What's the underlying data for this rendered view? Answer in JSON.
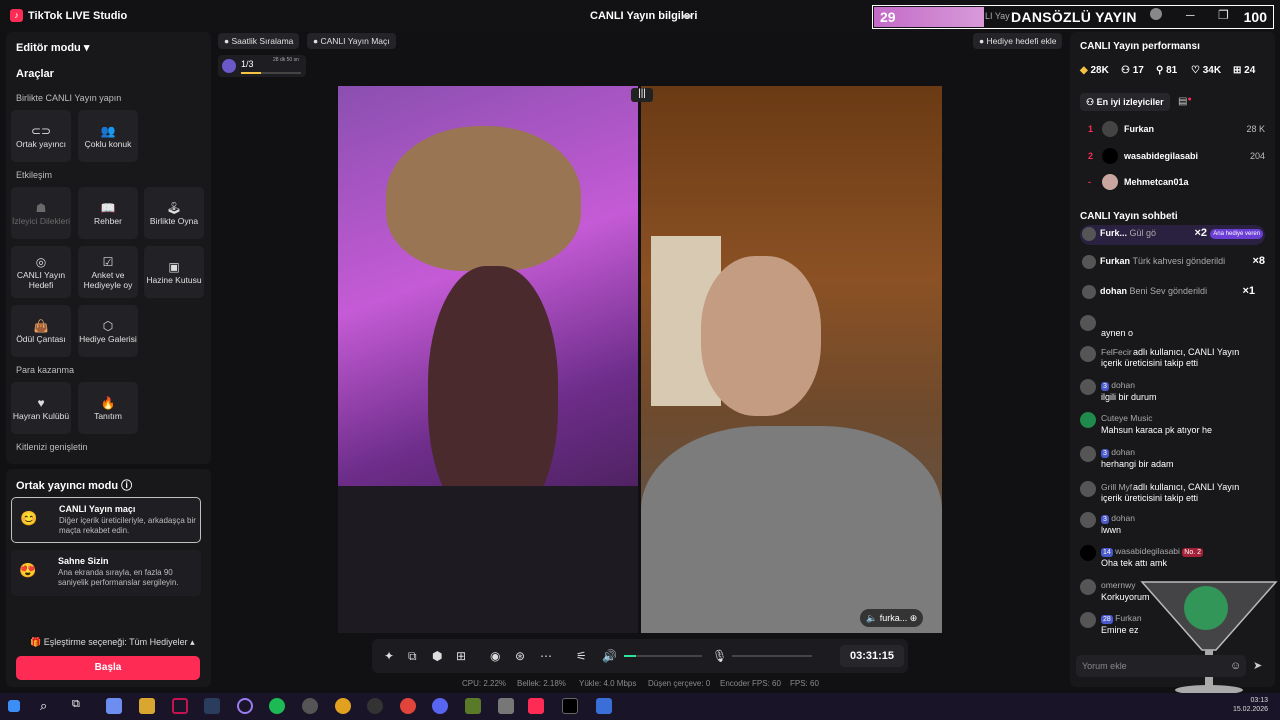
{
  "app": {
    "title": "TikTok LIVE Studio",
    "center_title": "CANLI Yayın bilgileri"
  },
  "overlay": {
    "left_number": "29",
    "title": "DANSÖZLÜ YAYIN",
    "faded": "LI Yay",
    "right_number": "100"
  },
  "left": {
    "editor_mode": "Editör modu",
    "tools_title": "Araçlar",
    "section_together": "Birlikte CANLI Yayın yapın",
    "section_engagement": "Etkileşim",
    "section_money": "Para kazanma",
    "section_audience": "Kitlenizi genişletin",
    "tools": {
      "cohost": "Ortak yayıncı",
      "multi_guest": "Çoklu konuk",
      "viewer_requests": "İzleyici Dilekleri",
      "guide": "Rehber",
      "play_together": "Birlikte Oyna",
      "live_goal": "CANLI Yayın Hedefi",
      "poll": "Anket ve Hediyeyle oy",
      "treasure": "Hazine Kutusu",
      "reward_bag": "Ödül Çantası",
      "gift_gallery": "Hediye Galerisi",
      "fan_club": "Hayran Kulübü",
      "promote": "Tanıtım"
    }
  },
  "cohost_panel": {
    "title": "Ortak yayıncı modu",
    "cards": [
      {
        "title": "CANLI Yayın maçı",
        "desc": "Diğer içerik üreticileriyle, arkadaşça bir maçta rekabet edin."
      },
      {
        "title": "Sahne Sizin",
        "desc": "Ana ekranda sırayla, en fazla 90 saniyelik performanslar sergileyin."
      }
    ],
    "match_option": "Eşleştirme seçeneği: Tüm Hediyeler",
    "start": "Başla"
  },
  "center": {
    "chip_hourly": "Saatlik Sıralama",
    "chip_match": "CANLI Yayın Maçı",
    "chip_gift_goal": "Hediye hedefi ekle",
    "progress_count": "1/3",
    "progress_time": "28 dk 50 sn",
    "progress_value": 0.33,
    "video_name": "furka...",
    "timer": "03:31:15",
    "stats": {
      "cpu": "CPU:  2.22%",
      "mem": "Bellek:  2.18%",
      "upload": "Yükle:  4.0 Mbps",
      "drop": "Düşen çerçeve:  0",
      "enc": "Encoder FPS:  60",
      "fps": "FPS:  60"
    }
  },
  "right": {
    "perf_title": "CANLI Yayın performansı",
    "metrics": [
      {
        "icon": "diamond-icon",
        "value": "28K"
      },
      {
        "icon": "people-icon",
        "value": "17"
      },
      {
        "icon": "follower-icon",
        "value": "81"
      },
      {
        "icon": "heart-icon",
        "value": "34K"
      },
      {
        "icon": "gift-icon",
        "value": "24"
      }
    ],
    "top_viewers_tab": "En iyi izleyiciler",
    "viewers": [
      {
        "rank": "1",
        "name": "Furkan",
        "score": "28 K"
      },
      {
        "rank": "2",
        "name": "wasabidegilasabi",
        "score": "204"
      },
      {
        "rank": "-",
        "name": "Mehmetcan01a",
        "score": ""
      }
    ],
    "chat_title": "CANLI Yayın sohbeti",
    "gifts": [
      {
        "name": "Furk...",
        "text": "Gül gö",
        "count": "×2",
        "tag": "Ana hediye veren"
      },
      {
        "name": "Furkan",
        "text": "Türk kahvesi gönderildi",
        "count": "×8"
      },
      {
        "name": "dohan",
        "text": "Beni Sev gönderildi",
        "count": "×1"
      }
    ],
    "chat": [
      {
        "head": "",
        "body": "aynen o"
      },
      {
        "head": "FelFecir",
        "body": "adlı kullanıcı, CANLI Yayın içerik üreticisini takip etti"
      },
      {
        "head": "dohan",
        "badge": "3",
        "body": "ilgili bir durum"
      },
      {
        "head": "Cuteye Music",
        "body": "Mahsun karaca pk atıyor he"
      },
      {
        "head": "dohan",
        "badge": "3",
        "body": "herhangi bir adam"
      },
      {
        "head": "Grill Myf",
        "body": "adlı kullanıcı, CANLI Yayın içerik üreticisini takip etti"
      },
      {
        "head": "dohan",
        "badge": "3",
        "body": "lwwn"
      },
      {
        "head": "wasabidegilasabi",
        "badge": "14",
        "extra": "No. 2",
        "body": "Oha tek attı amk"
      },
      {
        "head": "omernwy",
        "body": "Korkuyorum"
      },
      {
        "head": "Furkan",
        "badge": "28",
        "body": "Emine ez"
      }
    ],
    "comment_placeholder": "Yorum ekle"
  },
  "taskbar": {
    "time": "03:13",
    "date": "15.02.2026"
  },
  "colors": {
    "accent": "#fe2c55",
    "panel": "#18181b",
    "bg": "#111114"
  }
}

▬▬▬▬▬▬▬▬▬▬

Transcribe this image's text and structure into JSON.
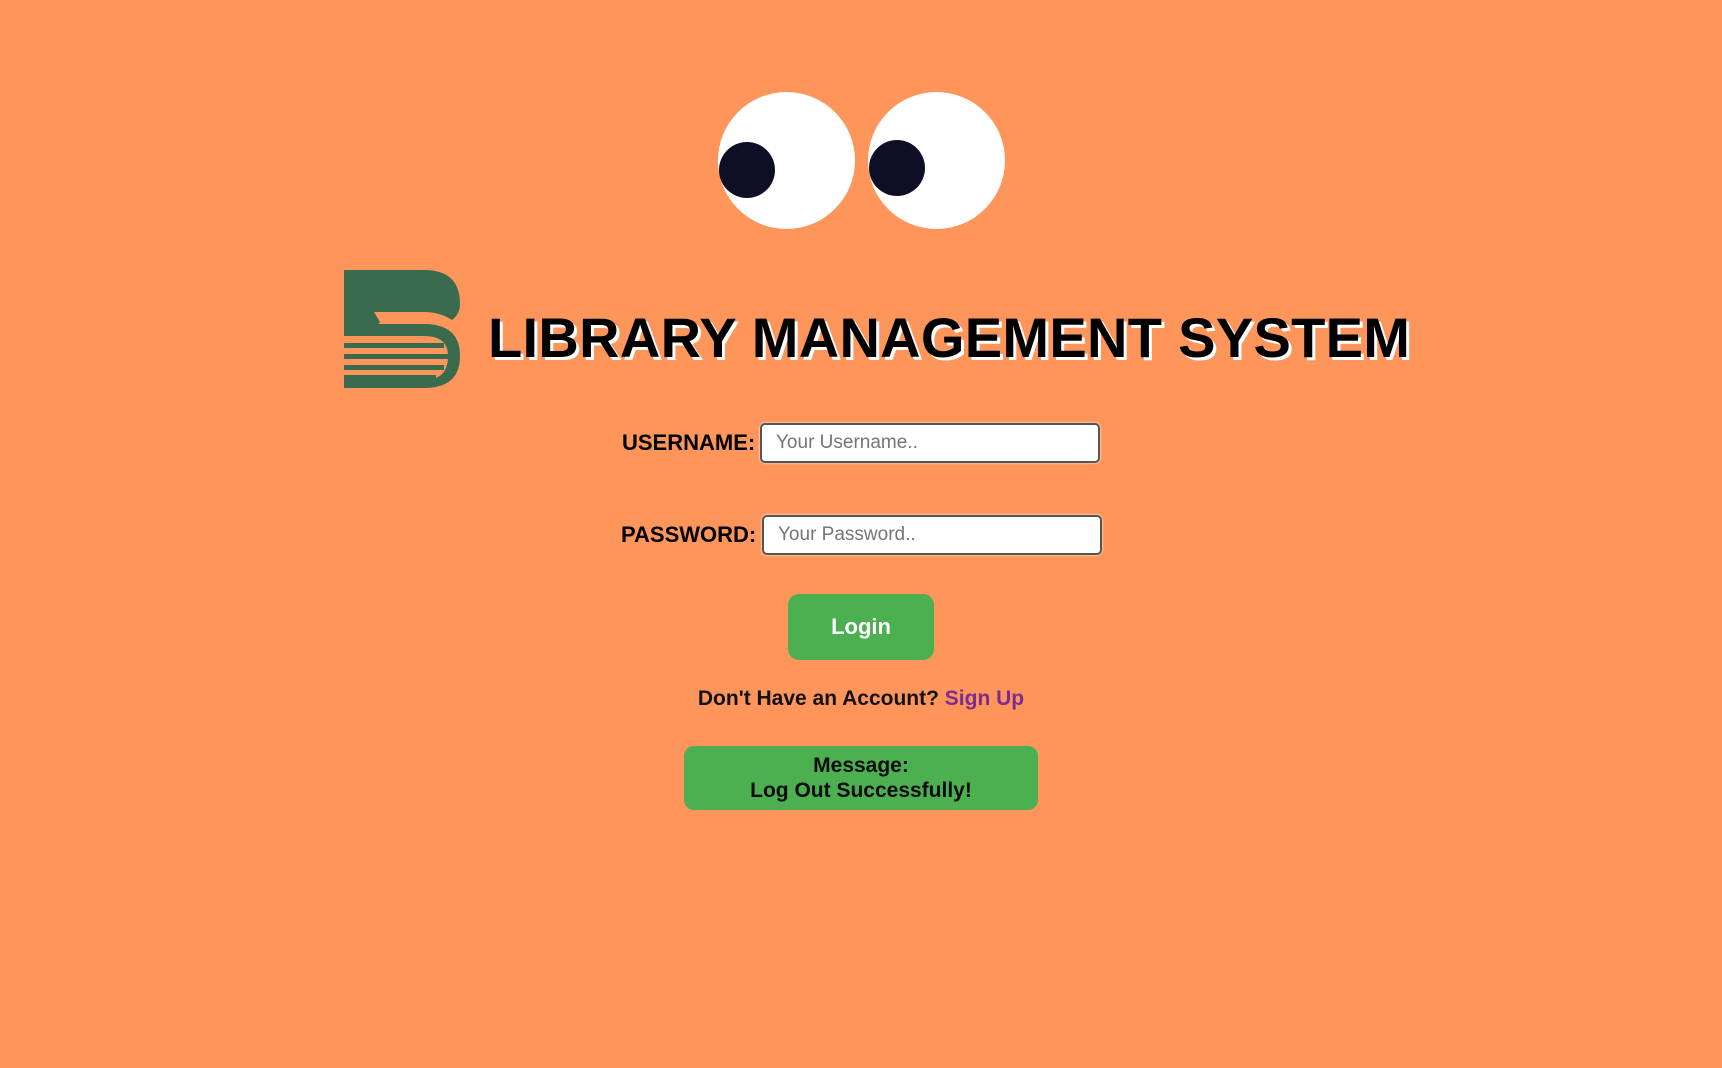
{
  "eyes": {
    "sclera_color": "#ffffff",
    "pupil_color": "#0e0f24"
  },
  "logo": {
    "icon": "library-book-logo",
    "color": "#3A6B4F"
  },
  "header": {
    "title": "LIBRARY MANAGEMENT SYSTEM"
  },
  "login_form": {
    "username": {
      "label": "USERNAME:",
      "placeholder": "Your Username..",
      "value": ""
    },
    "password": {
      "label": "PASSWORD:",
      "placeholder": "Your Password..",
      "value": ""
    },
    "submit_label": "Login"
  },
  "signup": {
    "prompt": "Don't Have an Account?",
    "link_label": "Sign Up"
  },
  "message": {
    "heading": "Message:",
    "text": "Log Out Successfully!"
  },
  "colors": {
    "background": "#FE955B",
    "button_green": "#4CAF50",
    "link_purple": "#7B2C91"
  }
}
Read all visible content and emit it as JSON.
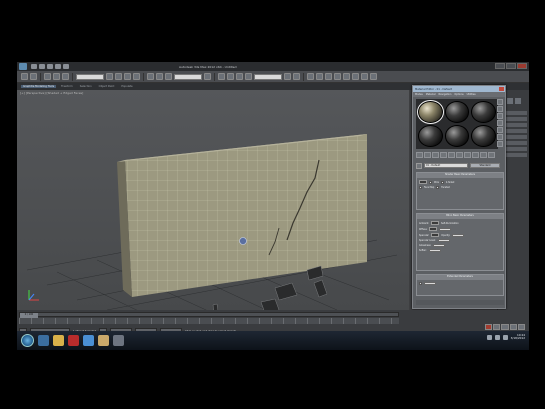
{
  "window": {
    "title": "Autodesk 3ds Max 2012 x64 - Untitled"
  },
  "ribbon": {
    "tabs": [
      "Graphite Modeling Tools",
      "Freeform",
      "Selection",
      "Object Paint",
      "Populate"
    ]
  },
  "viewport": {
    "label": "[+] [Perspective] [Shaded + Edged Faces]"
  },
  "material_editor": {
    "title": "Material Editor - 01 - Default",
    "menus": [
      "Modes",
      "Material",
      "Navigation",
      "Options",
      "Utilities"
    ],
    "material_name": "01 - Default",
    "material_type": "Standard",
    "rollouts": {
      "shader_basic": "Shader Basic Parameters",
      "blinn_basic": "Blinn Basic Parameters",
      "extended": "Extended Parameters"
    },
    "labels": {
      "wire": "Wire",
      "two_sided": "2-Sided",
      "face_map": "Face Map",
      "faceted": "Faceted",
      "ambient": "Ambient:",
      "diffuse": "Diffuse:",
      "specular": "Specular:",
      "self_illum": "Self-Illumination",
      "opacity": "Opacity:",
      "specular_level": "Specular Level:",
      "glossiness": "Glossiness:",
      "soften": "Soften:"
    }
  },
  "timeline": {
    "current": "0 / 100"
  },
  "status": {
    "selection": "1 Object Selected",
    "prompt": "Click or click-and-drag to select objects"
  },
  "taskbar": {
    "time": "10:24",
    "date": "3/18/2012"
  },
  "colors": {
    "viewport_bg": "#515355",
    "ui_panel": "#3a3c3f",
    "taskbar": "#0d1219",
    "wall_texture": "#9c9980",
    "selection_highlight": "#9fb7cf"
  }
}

▬▬▬▬▬▬▬▬▬▬

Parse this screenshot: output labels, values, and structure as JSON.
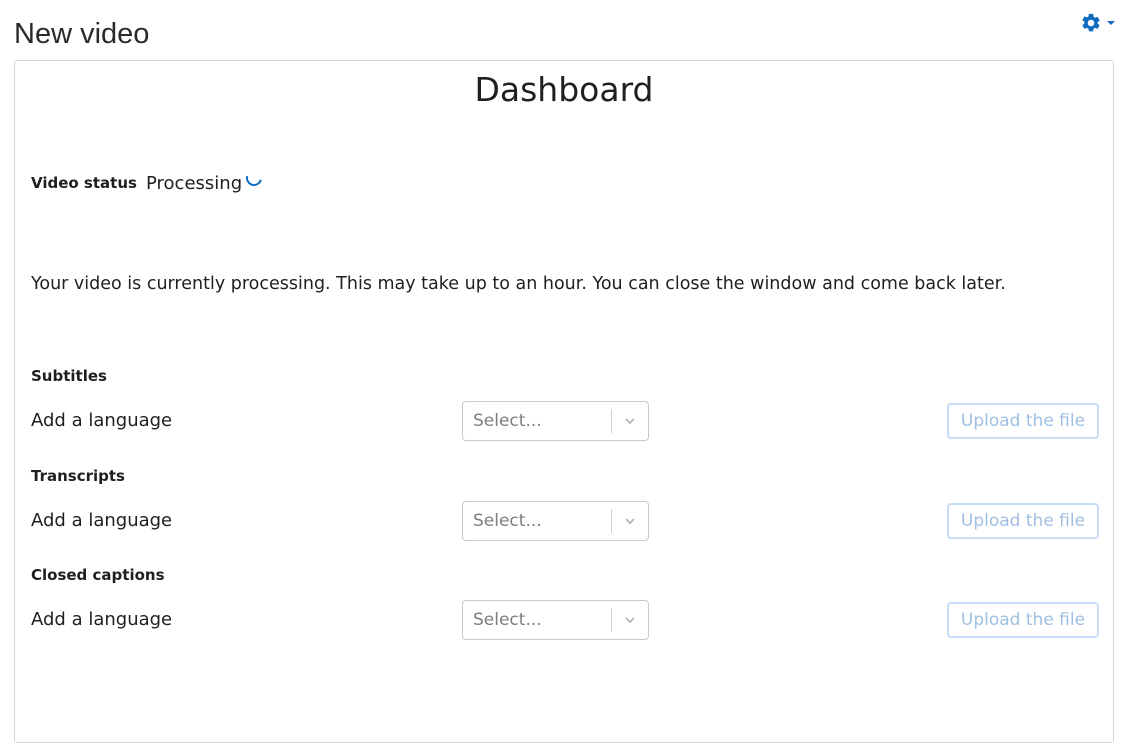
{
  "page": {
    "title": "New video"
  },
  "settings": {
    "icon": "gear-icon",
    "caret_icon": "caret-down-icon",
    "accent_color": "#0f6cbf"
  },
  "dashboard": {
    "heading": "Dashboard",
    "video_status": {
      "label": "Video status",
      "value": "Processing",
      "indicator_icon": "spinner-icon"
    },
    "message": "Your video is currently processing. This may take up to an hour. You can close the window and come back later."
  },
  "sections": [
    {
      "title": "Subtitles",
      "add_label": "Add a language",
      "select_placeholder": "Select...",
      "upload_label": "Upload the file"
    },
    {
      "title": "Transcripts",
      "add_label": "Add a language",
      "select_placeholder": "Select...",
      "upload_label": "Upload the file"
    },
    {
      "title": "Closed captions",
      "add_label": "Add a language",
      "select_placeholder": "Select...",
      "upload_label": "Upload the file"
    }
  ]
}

▬▬▬▬▬▬▬▬▬▬

PROBLEM:
Identify and copy lines that hold the string "yayıncı".

FINAL RESULT:
      "cohost": "Ortak yayıncı",
    "title": "Ortak yayıncı modu",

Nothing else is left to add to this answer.